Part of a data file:
* Start *

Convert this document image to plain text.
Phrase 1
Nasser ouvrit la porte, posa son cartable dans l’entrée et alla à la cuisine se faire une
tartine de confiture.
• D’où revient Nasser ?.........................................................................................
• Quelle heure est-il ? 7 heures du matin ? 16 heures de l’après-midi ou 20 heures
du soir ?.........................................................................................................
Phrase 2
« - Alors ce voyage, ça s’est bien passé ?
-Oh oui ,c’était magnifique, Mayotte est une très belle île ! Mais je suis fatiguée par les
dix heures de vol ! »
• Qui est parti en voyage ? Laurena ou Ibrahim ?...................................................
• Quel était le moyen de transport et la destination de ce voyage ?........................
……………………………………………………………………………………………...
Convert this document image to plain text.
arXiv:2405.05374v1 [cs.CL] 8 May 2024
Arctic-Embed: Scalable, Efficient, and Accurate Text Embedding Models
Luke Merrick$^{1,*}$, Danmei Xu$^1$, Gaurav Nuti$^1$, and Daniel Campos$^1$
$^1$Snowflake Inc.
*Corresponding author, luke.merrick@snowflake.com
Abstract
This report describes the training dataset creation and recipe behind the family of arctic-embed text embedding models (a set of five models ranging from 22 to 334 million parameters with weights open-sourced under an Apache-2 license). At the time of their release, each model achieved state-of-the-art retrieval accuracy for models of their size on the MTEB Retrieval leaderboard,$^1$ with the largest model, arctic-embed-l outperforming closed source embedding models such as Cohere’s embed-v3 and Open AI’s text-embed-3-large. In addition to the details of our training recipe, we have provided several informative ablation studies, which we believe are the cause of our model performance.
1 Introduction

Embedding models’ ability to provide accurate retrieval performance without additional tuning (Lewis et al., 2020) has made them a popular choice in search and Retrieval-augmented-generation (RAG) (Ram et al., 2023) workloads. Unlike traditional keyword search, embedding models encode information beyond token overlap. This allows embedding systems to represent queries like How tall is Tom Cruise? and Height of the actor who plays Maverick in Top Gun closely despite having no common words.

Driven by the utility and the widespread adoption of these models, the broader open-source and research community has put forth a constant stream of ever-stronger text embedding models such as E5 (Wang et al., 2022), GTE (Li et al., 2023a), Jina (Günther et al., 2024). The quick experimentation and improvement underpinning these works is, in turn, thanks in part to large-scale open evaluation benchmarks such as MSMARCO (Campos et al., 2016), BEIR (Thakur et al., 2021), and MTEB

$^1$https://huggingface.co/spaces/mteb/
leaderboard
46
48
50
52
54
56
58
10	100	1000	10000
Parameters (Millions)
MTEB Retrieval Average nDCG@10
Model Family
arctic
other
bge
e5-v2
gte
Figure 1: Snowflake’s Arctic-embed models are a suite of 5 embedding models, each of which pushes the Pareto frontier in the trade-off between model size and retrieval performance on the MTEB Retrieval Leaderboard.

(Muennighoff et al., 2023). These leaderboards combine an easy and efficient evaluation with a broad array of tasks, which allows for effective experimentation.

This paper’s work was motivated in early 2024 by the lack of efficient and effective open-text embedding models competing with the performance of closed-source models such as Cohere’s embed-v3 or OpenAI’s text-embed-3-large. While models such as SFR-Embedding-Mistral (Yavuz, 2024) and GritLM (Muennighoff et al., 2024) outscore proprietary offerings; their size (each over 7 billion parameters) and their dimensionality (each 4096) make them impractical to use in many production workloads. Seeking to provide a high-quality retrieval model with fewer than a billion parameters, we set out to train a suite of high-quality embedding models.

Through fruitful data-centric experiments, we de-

* End *

Requirement: Repeat the records exactly, including every line.

Written answer:
Convert this document image to plain text.
Phrase 1
Nasser ouvrit la porte, posa son cartable dans l’entrée et alla à la cuisine se faire une
tartine de confiture.
• D’où revient Nasser ?.........................................................................................
• Quelle heure est-il ? 7 heures du matin ? 16 heures de l’après-midi ou 20 heures
du soir ?.........................................................................................................
Phrase 2
« - Alors ce voyage, ça s’est bien passé ?
-Oh oui ,c’était magnifique, Mayotte est une très belle île ! Mais je suis fatiguée par les
dix heures de vol ! »
• Qui est parti en voyage ? Laurena ou Ibrahim ?...................................................
• Quel était le moyen de transport et la destination de ce voyage ?........................
……………………………………………………………………………………………...
Convert this document image to plain text.
arXiv:2405.05374v1 [cs.CL] 8 May 2024
Arctic-Embed: Scalable, Efficient, and Accurate Text Embedding Models
Luke Merrick$^{1,*}$, Danmei Xu$^1$, Gaurav Nuti$^1$, and Daniel Campos$^1$
$^1$Snowflake Inc.
*Corresponding author, luke.merrick@snowflake.com
Abstract
This report describes the training dataset creation and recipe behind the family of arctic-embed text embedding models (a set of five models ranging from 22 to 334 million parameters with weights open-sourced under an Apache-2 license). At the time of their release, each model achieved state-of-the-art retrieval accuracy for models of their size on the MTEB Retrieval leaderboard,$^1$ with the largest model, arctic-embed-l outperforming closed source embedding models such as Cohere’s embed-v3 and Open AI’s text-embed-3-large. In addition to the details of our training recipe, we have provided several informative ablation studies, which we believe are the cause of our model performance.
1 Introduction

Embedding models’ ability to provide accurate retrieval performance without additional tuning (Lewis et al., 2020) has made them a popular choice in search and Retrieval-augmented-generation (RAG) (Ram et al., 2023) workloads. Unlike traditional keyword search, embedding models encode information beyond token overlap. This allows embedding systems to represent queries like How tall is Tom Cruise? and Height of the actor who plays Maverick in Top Gun closely despite having no common words.

Driven by the utility and the widespread adoption of these models, the broader open-source and research community has put forth a constant stream of ever-stronger text embedding models such as E5 (Wang et al., 2022), GTE (Li et al., 2023a), Jina (Günther et al., 2024). The quick experimentation and improvement underpinning these works is, in turn, thanks in part to large-scale open evaluation benchmarks such as MSMARCO (Campos et al., 2016), BEIR (Thakur et al., 2021), and MTEB

$^1$https://huggingface.co/spaces/mteb/
leaderboard
46
48
50
52
54
56
58
10	100	1000	10000
Parameters (Millions)
MTEB Retrieval Average nDCG@10
Model Family
arctic
other
bge
e5-v2
gte
Figure 1: Snowflake’s Arctic-embed models are a suite of 5 embedding models, each of which pushes the Pareto frontier in the trade-off between model size and retrieval performance on the MTEB Retrieval Leaderboard.

(Muennighoff et al., 2023). These leaderboards combine an easy and efficient evaluation with a broad array of tasks, which allows for effective experimentation.

This paper’s work was motivated in early 2024 by the lack of efficient and effective open-text embedding models competing with the performance of closed-source models such as Cohere’s embed-v3 or OpenAI’s text-embed-3-large. While models such as SFR-Embedding-Mistral (Yavuz, 2024) and GritLM (Muennighoff et al., 2024) outscore proprietary offerings; their size (each over 7 billion parameters) and their dimensionality (each 4096) make them impractical to use in many production workloads. Seeking to provide a high-quality retrieval model with fewer than a billion parameters, we set out to train a suite of high-quality embedding models.

Through fruitful data-centric experiments, we de-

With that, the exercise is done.